Stored records:
>>>>
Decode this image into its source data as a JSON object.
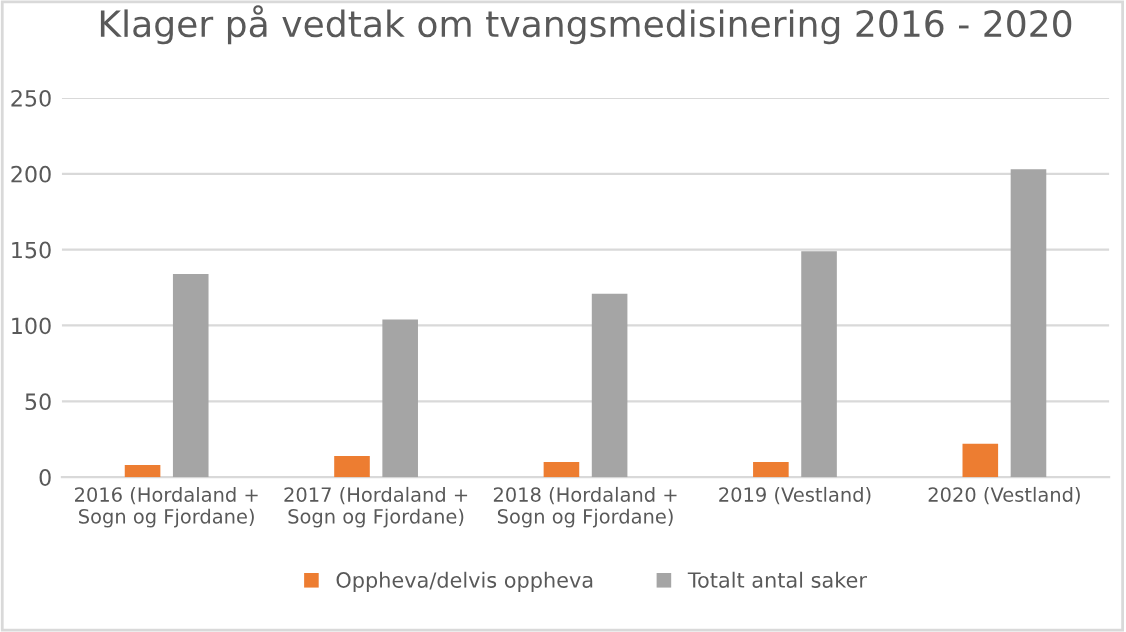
{
  "chart_data": {
    "type": "bar",
    "title": "Klager på vedtak om tvangsmedisinering 2016 - 2020",
    "categories": [
      "2016 (Hordaland +\nSogn og Fjordane)",
      "2017 (Hordaland +\nSogn og Fjordane)",
      "2018 (Hordaland +\nSogn og Fjordane)",
      "2019 (Vestland)",
      "2020 (Vestland)"
    ],
    "series": [
      {
        "name": "Oppheva/delvis oppheva",
        "color": "#ed7d31",
        "values": [
          8,
          14,
          10,
          10,
          22
        ]
      },
      {
        "name": "Totalt antal saker",
        "color": "#a5a5a5",
        "values": [
          134,
          104,
          121,
          149,
          203
        ]
      }
    ],
    "ylim": [
      0,
      250
    ],
    "yticks": [
      0,
      50,
      100,
      150,
      200,
      250
    ],
    "grid": "y",
    "legend": "bottom"
  }
}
<<<<
Given problem: Copy the material shown above in full and exactly. Skip the pictures.

Exercise output:
Decode this image into its source data as a JSON object.
{
  "chart_data": {
    "type": "bar",
    "title": "Klager på vedtak om tvangsmedisinering 2016 - 2020",
    "categories": [
      "2016 (Hordaland +\nSogn og Fjordane)",
      "2017 (Hordaland +\nSogn og Fjordane)",
      "2018 (Hordaland +\nSogn og Fjordane)",
      "2019 (Vestland)",
      "2020 (Vestland)"
    ],
    "series": [
      {
        "name": "Oppheva/delvis oppheva",
        "color": "#ed7d31",
        "values": [
          8,
          14,
          10,
          10,
          22
        ]
      },
      {
        "name": "Totalt antal saker",
        "color": "#a5a5a5",
        "values": [
          134,
          104,
          121,
          149,
          203
        ]
      }
    ],
    "ylim": [
      0,
      250
    ],
    "yticks": [
      0,
      50,
      100,
      150,
      200,
      250
    ],
    "grid": "y",
    "legend": "bottom"
  }
}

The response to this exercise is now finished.